--- WHAT IS NEEDED ---
Leave out any picture and return the remaining listing below exactly as given.

--- AVAILABLE DATA ---
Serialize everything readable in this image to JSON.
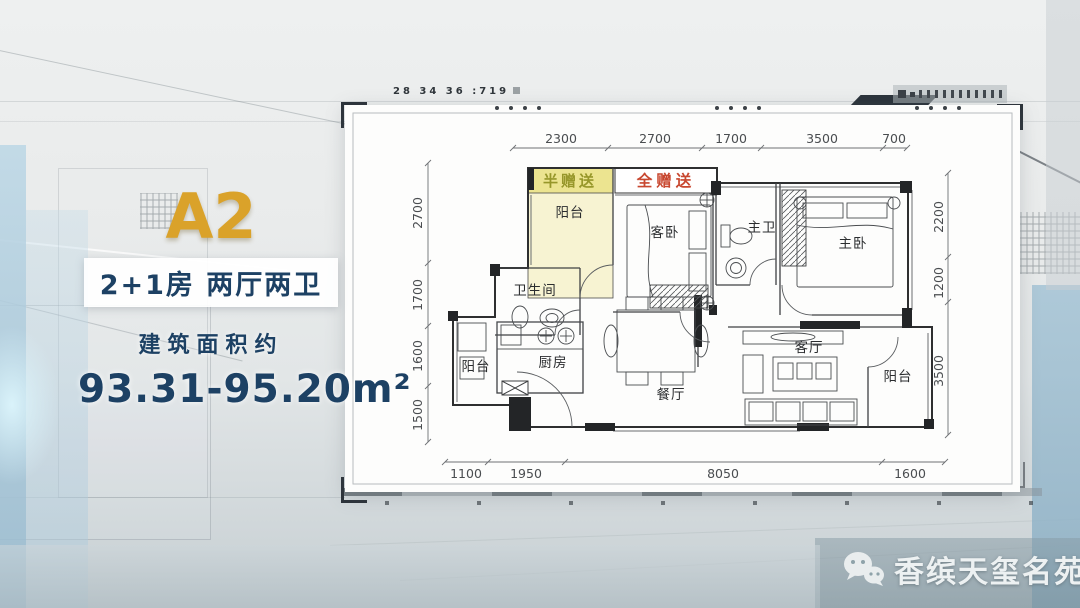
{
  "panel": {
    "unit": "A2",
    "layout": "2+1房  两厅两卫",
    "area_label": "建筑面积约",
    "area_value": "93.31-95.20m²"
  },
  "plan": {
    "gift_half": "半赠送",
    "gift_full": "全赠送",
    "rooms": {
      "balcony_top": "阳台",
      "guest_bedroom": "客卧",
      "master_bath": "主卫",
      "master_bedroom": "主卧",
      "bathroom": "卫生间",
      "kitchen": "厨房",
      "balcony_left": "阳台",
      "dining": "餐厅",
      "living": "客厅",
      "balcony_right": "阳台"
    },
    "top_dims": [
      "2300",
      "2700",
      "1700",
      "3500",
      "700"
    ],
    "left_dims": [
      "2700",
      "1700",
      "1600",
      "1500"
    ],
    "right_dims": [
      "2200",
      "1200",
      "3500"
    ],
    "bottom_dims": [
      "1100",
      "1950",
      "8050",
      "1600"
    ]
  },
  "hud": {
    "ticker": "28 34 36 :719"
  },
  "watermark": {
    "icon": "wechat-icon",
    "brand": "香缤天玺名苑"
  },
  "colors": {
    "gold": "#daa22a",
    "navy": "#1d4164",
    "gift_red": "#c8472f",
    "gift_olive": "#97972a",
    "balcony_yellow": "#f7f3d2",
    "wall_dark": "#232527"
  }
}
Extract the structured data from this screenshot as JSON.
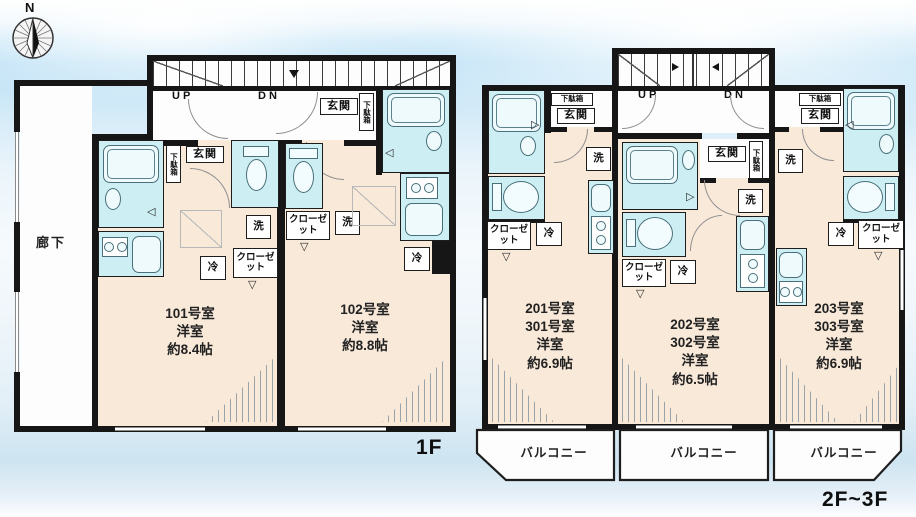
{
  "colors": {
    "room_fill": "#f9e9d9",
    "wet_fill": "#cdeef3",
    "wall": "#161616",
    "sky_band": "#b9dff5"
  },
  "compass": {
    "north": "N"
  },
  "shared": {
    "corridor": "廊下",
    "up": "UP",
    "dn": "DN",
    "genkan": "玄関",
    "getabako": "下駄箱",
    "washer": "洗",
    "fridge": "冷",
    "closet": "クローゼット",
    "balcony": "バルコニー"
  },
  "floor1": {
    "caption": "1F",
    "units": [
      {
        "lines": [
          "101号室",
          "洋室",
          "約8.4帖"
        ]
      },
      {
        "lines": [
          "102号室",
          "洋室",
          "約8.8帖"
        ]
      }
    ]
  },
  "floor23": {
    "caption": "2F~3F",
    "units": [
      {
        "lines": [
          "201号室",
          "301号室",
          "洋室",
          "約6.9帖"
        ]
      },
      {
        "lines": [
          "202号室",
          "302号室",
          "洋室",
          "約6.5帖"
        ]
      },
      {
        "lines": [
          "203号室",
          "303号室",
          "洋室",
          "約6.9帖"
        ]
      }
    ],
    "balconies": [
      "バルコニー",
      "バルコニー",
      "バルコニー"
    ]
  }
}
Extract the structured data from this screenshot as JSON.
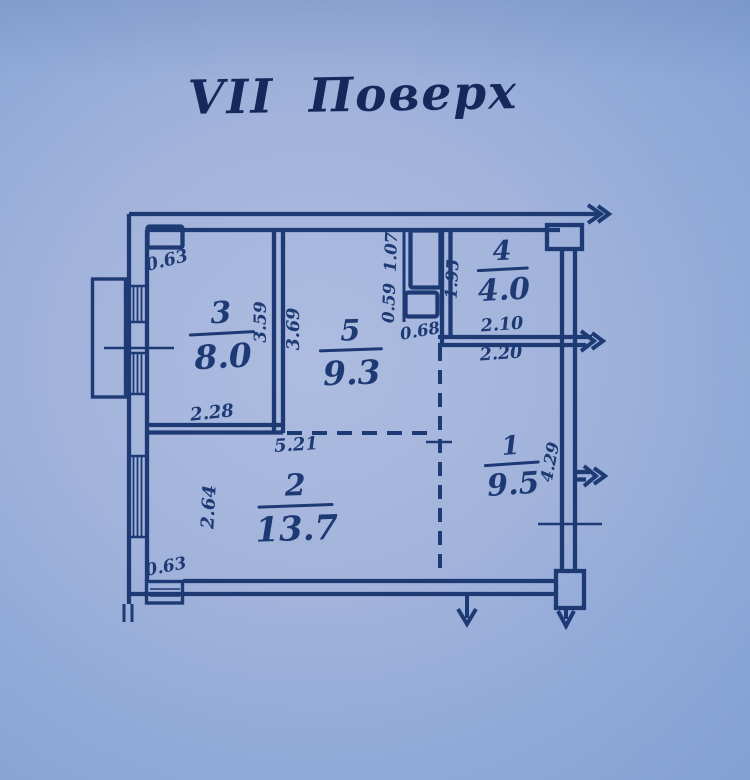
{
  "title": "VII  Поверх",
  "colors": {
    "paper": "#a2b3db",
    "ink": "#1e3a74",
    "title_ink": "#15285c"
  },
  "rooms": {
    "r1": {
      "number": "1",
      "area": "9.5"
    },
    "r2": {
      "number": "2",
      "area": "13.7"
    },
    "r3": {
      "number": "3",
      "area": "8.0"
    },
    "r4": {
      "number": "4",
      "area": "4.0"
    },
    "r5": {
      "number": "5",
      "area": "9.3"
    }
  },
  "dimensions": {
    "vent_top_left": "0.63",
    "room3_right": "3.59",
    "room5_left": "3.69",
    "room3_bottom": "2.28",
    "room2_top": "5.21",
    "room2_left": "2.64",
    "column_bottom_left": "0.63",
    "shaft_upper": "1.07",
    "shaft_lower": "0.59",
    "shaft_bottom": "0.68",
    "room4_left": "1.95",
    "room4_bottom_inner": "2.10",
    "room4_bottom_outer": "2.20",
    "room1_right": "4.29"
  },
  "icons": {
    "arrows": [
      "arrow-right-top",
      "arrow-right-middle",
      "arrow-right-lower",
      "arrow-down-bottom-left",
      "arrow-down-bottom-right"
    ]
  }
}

--- ANSWER TO THE TASK ---
Serialize everything readable in this image to JSON.
{
  "panel": {
    "unit": "A2",
    "layout": "2+1房  两厅两卫",
    "area_label": "建筑面积约",
    "area_value": "93.31-95.20m²"
  },
  "plan": {
    "gift_half": "半赠送",
    "gift_full": "全赠送",
    "rooms": {
      "balcony_top": "阳台",
      "guest_bedroom": "客卧",
      "master_bath": "主卫",
      "master_bedroom": "主卧",
      "bathroom": "卫生间",
      "kitchen": "厨房",
      "balcony_left": "阳台",
      "dining": "餐厅",
      "living": "客厅",
      "balcony_right": "阳台"
    },
    "top_dims": [
      "2300",
      "2700",
      "1700",
      "3500",
      "700"
    ],
    "left_dims": [
      "2700",
      "1700",
      "1600",
      "1500"
    ],
    "right_dims": [
      "2200",
      "1200",
      "3500"
    ],
    "bottom_dims": [
      "1100",
      "1950",
      "8050",
      "1600"
    ]
  },
  "hud": {
    "ticker": "28 34 36 :719"
  },
  "watermark": {
    "icon": "wechat-icon",
    "brand": "香缤天玺名苑"
  },
  "colors": {
    "gold": "#daa22a",
    "navy": "#1d4164",
    "gift_red": "#c8472f",
    "gift_olive": "#97972a",
    "balcony_yellow": "#f7f3d2",
    "wall_dark": "#232527"
  }
}
Extract the structured data from this screenshot as JSON.
{
  "colors": {
    "room_fill": "#f9e9d9",
    "wet_fill": "#cdeef3",
    "wall": "#161616",
    "sky_band": "#b9dff5"
  },
  "compass": {
    "north": "N"
  },
  "shared": {
    "corridor": "廊下",
    "up": "UP",
    "dn": "DN",
    "genkan": "玄関",
    "getabako": "下駄箱",
    "washer": "洗",
    "fridge": "冷",
    "closet": "クローゼット",
    "balcony": "バルコニー"
  },
  "floor1": {
    "caption": "1F",
    "units": [
      {
        "lines": [
          "101号室",
          "洋室",
          "約8.4帖"
        ]
      },
      {
        "lines": [
          "102号室",
          "洋室",
          "約8.8帖"
        ]
      }
    ]
  },
  "floor23": {
    "caption": "2F~3F",
    "units": [
      {
        "lines": [
          "201号室",
          "301号室",
          "洋室",
          "約6.9帖"
        ]
      },
      {
        "lines": [
          "202号室",
          "302号室",
          "洋室",
          "約6.5帖"
        ]
      },
      {
        "lines": [
          "203号室",
          "303号室",
          "洋室",
          "約6.9帖"
        ]
      }
    ],
    "balconies": [
      "バルコニー",
      "バルコニー",
      "バルコニー"
    ]
  }
}
Extract the structured data from this screenshot as JSON.
{
  "title": "VII  Поверх",
  "colors": {
    "paper": "#a2b3db",
    "ink": "#1e3a74",
    "title_ink": "#15285c"
  },
  "rooms": {
    "r1": {
      "number": "1",
      "area": "9.5"
    },
    "r2": {
      "number": "2",
      "area": "13.7"
    },
    "r3": {
      "number": "3",
      "area": "8.0"
    },
    "r4": {
      "number": "4",
      "area": "4.0"
    },
    "r5": {
      "number": "5",
      "area": "9.3"
    }
  },
  "dimensions": {
    "vent_top_left": "0.63",
    "room3_right": "3.59",
    "room5_left": "3.69",
    "room3_bottom": "2.28",
    "room2_top": "5.21",
    "room2_left": "2.64",
    "column_bottom_left": "0.63",
    "shaft_upper": "1.07",
    "shaft_lower": "0.59",
    "shaft_bottom": "0.68",
    "room4_left": "1.95",
    "room4_bottom_inner": "2.10",
    "room4_bottom_outer": "2.20",
    "room1_right": "4.29"
  },
  "icons": {
    "arrows": [
      "arrow-right-top",
      "arrow-right-middle",
      "arrow-right-lower",
      "arrow-down-bottom-left",
      "arrow-down-bottom-right"
    ]
  }
}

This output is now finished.